# [Written task]
Restate the records that follow word for word; no pictures should appear.

____

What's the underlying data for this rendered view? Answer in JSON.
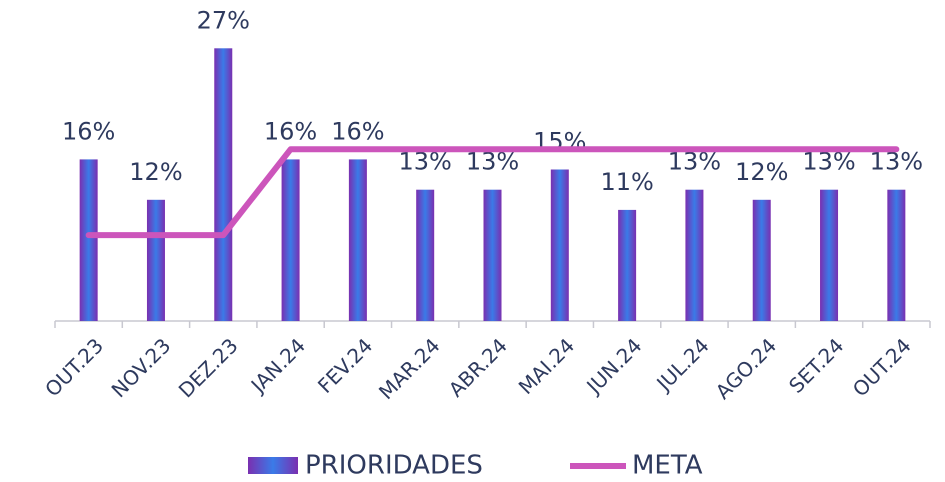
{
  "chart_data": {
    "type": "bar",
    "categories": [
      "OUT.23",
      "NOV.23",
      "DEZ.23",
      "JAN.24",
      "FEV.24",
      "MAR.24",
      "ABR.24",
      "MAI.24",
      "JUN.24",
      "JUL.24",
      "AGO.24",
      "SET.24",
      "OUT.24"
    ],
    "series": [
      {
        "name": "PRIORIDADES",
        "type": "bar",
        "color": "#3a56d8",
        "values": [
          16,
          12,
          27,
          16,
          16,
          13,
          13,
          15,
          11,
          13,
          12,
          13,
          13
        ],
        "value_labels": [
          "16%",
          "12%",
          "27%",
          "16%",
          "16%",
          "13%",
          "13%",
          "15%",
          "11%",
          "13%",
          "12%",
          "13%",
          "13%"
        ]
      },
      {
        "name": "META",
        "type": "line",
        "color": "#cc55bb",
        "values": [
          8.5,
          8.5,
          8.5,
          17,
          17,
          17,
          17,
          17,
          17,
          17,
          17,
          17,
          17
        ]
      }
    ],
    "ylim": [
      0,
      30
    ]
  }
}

____

# [Solution to the problem]
What's the underlying data for this rendered view? Answer in JSON.
{
  "chart_data": {
    "type": "bar",
    "categories": [
      "OUT.23",
      "NOV.23",
      "DEZ.23",
      "JAN.24",
      "FEV.24",
      "MAR.24",
      "ABR.24",
      "MAI.24",
      "JUN.24",
      "JUL.24",
      "AGO.24",
      "SET.24",
      "OUT.24"
    ],
    "series": [
      {
        "name": "PRIORIDADES",
        "type": "bar",
        "color": "#3a56d8",
        "values": [
          16,
          12,
          27,
          16,
          16,
          13,
          13,
          15,
          11,
          13,
          12,
          13,
          13
        ],
        "value_labels": [
          "16%",
          "12%",
          "27%",
          "16%",
          "16%",
          "13%",
          "13%",
          "15%",
          "11%",
          "13%",
          "12%",
          "13%",
          "13%"
        ]
      },
      {
        "name": "META",
        "type": "line",
        "color": "#cc55bb",
        "values": [
          8.5,
          8.5,
          8.5,
          17,
          17,
          17,
          17,
          17,
          17,
          17,
          17,
          17,
          17
        ]
      }
    ],
    "ylim": [
      0,
      30
    ]
  }
}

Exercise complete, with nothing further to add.